▶ _WHAT TO PRODUCE_: Restate every line of the material, word for word.

▬▬▬

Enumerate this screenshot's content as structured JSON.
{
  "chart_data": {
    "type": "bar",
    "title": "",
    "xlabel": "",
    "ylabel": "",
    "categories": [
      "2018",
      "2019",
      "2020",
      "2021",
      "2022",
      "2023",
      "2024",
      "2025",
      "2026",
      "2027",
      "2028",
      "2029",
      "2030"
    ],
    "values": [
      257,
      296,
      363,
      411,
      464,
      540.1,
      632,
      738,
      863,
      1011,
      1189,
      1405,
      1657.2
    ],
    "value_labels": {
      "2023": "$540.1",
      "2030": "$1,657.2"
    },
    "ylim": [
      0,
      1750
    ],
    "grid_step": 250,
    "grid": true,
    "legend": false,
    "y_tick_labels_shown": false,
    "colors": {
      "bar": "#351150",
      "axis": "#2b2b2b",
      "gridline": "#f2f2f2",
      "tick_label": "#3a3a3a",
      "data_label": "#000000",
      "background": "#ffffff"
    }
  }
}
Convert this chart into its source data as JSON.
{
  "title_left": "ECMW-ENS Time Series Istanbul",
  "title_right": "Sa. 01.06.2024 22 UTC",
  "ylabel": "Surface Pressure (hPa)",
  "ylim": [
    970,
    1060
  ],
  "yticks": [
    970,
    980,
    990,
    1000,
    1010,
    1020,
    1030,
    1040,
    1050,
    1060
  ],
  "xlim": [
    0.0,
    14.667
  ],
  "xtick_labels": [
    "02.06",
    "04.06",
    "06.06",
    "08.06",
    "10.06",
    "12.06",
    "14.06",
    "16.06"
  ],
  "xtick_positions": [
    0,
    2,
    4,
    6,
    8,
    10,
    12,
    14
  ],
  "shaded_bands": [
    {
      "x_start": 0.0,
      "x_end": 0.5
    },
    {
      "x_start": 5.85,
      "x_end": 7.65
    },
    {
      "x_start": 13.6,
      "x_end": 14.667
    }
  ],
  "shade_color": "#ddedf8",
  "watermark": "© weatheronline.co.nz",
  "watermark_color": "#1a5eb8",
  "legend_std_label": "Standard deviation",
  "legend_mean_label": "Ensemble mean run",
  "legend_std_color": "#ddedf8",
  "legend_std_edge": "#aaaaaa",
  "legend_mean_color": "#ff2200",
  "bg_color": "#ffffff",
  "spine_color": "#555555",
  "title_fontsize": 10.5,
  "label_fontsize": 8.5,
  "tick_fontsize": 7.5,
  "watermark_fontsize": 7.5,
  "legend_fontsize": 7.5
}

▬▬▬

▶ _CORRECT RESULT_:
Enumerate this screenshot's content as structured JSON.
{
  "chart_data": {
    "type": "bar",
    "title": "",
    "xlabel": "",
    "ylabel": "",
    "categories": [
      "2018",
      "2019",
      "2020",
      "2021",
      "2022",
      "2023",
      "2024",
      "2025",
      "2026",
      "2027",
      "2028",
      "2029",
      "2030"
    ],
    "values": [
      257,
      296,
      363,
      411,
      464,
      540.1,
      632,
      738,
      863,
      1011,
      1189,
      1405,
      1657.2
    ],
    "value_labels": {
      "2023": "$540.1",
      "2030": "$1,657.2"
    },
    "ylim": [
      0,
      1750
    ],
    "grid_step": 250,
    "grid": true,
    "legend": false,
    "y_tick_labels_shown": false,
    "colors": {
      "bar": "#351150",
      "axis": "#2b2b2b",
      "gridline": "#f2f2f2",
      "tick_label": "#3a3a3a",
      "data_label": "#000000",
      "background": "#ffffff"
    }
  }
}
Convert this chart into its source data as JSON.
{
  "title_left": "ECMW-ENS Time Series Istanbul",
  "title_right": "Sa. 01.06.2024 22 UTC",
  "ylabel": "Surface Pressure (hPa)",
  "ylim": [
    970,
    1060
  ],
  "yticks": [
    970,
    980,
    990,
    1000,
    1010,
    1020,
    1030,
    1040,
    1050,
    1060
  ],
  "xlim": [
    0.0,
    14.667
  ],
  "xtick_labels": [
    "02.06",
    "04.06",
    "06.06",
    "08.06",
    "10.06",
    "12.06",
    "14.06",
    "16.06"
  ],
  "xtick_positions": [
    0,
    2,
    4,
    6,
    8,
    10,
    12,
    14
  ],
  "shaded_bands": [
    {
      "x_start": 0.0,
      "x_end": 0.5
    },
    {
      "x_start": 5.85,
      "x_end": 7.65
    },
    {
      "x_start": 13.6,
      "x_end": 14.667
    }
  ],
  "shade_color": "#ddedf8",
  "watermark": "© weatheronline.co.nz",
  "watermark_color": "#1a5eb8",
  "legend_std_label": "Standard deviation",
  "legend_mean_label": "Ensemble mean run",
  "legend_std_color": "#ddedf8",
  "legend_std_edge": "#aaaaaa",
  "legend_mean_color": "#ff2200",
  "bg_color": "#ffffff",
  "spine_color": "#555555",
  "title_fontsize": 10.5,
  "label_fontsize": 8.5,
  "tick_fontsize": 7.5,
  "watermark_fontsize": 7.5,
  "legend_fontsize": 7.5
}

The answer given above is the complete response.